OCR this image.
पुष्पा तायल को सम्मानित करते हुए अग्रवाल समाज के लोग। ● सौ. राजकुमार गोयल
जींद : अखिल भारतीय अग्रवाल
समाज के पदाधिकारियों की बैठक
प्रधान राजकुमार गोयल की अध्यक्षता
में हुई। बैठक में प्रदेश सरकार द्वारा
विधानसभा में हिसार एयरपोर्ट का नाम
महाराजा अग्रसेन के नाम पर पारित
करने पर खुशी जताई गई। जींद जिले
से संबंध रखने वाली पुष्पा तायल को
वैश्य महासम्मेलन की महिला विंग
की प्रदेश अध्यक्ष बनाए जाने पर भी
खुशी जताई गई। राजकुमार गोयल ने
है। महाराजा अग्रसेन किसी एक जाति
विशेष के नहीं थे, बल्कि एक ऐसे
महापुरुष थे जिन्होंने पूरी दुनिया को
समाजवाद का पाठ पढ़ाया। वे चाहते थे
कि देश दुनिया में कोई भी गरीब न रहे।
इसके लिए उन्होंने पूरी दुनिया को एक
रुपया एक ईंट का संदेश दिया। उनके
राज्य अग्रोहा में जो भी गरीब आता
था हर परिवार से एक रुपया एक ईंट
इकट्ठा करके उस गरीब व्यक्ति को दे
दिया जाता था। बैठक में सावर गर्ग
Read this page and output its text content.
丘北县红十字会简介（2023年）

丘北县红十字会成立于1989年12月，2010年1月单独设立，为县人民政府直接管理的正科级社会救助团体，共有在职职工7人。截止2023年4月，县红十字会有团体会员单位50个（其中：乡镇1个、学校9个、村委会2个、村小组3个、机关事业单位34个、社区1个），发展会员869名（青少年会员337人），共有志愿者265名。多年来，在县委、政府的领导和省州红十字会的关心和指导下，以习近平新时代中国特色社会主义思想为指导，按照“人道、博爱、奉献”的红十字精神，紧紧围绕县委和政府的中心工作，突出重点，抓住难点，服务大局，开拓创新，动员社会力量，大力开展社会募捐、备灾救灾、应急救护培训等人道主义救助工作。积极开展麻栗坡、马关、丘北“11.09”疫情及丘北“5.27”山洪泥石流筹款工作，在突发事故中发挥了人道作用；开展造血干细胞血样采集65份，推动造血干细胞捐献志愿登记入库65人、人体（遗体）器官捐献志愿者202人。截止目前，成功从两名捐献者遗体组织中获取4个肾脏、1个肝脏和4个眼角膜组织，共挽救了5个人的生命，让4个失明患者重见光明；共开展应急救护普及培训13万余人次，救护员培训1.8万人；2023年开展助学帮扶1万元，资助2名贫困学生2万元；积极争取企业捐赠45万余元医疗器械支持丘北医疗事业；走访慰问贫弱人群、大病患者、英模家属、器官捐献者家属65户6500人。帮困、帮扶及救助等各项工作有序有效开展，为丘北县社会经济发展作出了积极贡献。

•••••

- _What is needed_: Reproduce the records above exactly, starting with the line that contains "Read this page and output its text content." and ending with the last line.

- _Answer_:
Read this page and output its text content.
丘北县红十字会简介（2023年）

丘北县红十字会成立于1989年12月，2010年1月单独设立，为县人民政府直接管理的正科级社会救助团体，共有在职职工7人。截止2023年4月，县红十字会有团体会员单位50个（其中：乡镇1个、学校9个、村委会2个、村小组3个、机关事业单位34个、社区1个），发展会员869名（青少年会员337人），共有志愿者265名。多年来，在县委、政府的领导和省州红十字会的关心和指导下，以习近平新时代中国特色社会主义思想为指导，按照“人道、博爱、奉献”的红十字精神，紧紧围绕县委和政府的中心工作，突出重点，抓住难点，服务大局，开拓创新，动员社会力量，大力开展社会募捐、备灾救灾、应急救护培训等人道主义救助工作。积极开展麻栗坡、马关、丘北“11.09”疫情及丘北“5.27”山洪泥石流筹款工作，在突发事故中发挥了人道作用；开展造血干细胞血样采集65份，推动造血干细胞捐献志愿登记入库65人、人体（遗体）器官捐献志愿者202人。截止目前，成功从两名捐献者遗体组织中获取4个肾脏、1个肝脏和4个眼角膜组织，共挽救了5个人的生命，让4个失明患者重见光明；共开展应急救护普及培训13万余人次，救护员培训1.8万人；2023年开展助学帮扶1万元，资助2名贫困学生2万元；积极争取企业捐赠45万余元医疗器械支持丘北医疗事业；走访慰问贫弱人群、大病患者、英模家属、器官捐献者家属65户6500人。帮困、帮扶及救助等各项工作有序有效开展，为丘北县社会经济发展作出了积极贡献。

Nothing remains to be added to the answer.